Information given
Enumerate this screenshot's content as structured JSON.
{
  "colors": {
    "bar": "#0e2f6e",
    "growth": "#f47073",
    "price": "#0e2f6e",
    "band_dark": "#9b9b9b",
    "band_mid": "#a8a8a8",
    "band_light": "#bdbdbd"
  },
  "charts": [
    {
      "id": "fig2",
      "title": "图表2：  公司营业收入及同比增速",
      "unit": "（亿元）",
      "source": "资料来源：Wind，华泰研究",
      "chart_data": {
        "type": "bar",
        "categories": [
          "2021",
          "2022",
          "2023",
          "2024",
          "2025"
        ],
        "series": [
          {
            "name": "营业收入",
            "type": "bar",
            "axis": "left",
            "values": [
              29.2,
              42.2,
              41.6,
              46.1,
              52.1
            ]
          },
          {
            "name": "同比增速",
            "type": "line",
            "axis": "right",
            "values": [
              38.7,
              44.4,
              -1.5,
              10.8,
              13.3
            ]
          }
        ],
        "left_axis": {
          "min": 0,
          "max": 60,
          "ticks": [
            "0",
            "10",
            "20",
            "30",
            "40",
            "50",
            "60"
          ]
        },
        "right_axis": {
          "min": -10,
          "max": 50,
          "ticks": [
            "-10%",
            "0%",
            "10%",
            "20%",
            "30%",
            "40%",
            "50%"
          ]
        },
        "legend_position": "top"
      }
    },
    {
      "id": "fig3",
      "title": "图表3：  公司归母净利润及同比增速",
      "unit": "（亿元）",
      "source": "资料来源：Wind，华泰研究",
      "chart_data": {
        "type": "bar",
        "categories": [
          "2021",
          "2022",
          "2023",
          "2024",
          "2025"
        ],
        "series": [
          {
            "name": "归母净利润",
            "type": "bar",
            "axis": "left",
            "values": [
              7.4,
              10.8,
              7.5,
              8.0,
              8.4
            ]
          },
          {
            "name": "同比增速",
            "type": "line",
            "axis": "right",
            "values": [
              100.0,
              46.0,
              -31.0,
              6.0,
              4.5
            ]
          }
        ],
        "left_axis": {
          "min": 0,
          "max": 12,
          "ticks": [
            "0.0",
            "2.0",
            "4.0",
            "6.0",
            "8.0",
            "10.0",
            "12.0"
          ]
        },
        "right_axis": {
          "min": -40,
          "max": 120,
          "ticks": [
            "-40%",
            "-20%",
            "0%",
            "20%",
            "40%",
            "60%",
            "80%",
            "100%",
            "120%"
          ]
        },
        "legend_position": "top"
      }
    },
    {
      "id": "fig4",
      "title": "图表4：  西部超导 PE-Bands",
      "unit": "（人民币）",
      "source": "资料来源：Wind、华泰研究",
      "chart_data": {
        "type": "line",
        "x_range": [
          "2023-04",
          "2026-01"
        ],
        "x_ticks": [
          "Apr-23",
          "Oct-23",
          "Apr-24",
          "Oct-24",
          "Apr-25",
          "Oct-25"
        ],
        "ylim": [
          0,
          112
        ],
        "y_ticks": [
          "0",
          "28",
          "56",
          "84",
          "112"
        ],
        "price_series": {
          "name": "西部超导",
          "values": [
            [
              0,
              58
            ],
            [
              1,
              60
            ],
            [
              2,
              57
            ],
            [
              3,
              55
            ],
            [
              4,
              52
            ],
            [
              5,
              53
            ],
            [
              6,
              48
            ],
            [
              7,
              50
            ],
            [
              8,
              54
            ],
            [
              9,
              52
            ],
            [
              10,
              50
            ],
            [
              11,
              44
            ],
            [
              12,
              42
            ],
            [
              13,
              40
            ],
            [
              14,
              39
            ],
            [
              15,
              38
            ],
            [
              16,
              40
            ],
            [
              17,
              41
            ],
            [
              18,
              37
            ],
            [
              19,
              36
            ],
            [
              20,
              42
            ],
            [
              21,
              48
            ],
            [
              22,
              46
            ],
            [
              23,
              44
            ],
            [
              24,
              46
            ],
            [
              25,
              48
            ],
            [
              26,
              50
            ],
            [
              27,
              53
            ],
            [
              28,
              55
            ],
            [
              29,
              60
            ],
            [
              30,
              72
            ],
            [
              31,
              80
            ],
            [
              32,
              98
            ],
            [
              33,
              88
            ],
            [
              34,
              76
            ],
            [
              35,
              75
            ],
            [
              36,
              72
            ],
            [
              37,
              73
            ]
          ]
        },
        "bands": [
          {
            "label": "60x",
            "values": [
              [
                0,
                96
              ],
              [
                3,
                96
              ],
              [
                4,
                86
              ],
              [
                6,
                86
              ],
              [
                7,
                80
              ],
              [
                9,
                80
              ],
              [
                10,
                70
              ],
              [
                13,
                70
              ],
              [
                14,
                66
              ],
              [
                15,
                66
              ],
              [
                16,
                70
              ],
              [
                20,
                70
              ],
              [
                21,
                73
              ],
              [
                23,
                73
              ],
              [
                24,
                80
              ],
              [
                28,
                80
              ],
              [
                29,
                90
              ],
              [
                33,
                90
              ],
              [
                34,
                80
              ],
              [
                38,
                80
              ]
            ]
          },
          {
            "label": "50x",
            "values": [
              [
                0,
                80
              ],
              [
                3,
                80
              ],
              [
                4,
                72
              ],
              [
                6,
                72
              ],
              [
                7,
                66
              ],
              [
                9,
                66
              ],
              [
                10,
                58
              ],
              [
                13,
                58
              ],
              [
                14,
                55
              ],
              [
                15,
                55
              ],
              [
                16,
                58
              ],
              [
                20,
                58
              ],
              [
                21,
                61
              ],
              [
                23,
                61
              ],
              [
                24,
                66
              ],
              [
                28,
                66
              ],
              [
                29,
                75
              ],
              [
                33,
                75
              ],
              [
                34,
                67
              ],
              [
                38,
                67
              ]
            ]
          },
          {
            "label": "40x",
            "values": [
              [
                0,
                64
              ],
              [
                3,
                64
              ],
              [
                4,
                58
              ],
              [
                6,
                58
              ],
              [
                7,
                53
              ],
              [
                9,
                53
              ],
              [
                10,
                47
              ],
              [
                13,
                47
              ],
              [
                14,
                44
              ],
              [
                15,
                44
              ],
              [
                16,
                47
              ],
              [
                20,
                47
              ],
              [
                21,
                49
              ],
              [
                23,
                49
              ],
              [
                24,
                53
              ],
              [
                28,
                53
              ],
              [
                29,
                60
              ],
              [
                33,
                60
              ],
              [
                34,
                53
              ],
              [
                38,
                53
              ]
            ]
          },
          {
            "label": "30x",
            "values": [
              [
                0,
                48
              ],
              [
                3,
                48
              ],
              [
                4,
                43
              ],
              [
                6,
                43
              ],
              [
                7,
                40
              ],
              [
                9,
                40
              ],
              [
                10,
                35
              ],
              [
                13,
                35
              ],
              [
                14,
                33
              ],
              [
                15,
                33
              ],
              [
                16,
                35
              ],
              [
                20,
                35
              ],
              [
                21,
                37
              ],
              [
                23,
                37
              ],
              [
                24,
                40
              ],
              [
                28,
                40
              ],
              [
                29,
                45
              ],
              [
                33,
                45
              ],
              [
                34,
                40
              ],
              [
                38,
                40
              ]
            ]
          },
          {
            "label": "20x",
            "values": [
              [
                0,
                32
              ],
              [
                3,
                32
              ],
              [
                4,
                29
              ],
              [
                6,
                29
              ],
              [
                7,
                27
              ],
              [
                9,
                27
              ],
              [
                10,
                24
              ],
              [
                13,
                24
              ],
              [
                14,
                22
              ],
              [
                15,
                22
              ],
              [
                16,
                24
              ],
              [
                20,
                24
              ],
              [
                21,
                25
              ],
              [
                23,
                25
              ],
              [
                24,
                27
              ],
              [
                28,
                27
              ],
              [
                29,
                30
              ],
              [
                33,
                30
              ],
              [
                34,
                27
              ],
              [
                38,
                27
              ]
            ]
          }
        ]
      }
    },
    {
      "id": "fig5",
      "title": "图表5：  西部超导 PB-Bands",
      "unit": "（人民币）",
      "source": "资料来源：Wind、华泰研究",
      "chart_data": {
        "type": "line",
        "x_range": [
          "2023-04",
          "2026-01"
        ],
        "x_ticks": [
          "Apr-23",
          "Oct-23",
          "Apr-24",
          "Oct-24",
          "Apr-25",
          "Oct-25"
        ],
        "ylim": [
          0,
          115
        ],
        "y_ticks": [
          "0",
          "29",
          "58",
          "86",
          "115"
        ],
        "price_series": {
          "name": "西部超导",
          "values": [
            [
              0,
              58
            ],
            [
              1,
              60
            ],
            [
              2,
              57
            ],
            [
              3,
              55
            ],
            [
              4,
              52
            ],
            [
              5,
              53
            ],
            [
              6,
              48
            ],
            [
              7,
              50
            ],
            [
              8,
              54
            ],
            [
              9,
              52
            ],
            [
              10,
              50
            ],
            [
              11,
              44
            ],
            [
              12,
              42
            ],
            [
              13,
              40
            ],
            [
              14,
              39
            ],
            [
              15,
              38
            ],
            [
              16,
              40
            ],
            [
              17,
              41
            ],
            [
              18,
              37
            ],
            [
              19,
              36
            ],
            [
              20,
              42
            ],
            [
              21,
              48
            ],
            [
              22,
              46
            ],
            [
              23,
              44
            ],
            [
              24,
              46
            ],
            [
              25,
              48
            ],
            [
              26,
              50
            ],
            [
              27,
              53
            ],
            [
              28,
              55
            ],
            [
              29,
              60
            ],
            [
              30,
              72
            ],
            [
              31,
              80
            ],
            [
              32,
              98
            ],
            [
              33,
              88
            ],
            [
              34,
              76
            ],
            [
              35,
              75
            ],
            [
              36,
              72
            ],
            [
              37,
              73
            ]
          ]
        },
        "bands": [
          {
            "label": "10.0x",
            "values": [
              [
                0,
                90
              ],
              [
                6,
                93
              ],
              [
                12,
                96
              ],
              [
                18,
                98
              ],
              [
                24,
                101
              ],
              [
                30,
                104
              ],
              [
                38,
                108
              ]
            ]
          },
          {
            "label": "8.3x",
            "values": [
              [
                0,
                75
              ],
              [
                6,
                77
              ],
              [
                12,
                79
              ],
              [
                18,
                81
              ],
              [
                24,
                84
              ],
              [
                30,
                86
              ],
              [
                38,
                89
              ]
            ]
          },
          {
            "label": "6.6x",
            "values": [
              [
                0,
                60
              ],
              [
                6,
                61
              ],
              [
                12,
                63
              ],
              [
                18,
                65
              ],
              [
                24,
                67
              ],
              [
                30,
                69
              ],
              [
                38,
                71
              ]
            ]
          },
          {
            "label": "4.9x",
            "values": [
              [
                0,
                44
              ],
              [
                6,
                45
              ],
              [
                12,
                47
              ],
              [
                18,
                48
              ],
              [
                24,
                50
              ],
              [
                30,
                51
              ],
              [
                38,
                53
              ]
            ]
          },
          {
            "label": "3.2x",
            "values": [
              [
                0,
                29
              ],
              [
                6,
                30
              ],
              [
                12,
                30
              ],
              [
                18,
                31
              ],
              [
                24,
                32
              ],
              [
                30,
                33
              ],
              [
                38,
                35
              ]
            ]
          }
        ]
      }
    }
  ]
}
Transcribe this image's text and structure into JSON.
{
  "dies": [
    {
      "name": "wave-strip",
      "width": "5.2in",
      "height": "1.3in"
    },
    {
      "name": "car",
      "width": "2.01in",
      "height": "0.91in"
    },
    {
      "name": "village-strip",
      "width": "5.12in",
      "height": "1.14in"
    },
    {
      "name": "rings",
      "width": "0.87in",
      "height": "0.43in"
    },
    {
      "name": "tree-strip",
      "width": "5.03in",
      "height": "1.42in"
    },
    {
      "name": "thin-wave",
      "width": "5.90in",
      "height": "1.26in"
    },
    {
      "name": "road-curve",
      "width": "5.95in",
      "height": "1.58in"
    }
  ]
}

Exercise directions
Find the line containing "Transcribe this image's" in the material above. Print it and every line after it through the end, exactly and only those.

The answer
Transcribe this image's text and structure into JSON.
{
  "dies": [
    {
      "name": "wave-strip",
      "width": "5.2in",
      "height": "1.3in"
    },
    {
      "name": "car",
      "width": "2.01in",
      "height": "0.91in"
    },
    {
      "name": "village-strip",
      "width": "5.12in",
      "height": "1.14in"
    },
    {
      "name": "rings",
      "width": "0.87in",
      "height": "0.43in"
    },
    {
      "name": "tree-strip",
      "width": "5.03in",
      "height": "1.42in"
    },
    {
      "name": "thin-wave",
      "width": "5.90in",
      "height": "1.26in"
    },
    {
      "name": "road-curve",
      "width": "5.95in",
      "height": "1.58in"
    }
  ]
}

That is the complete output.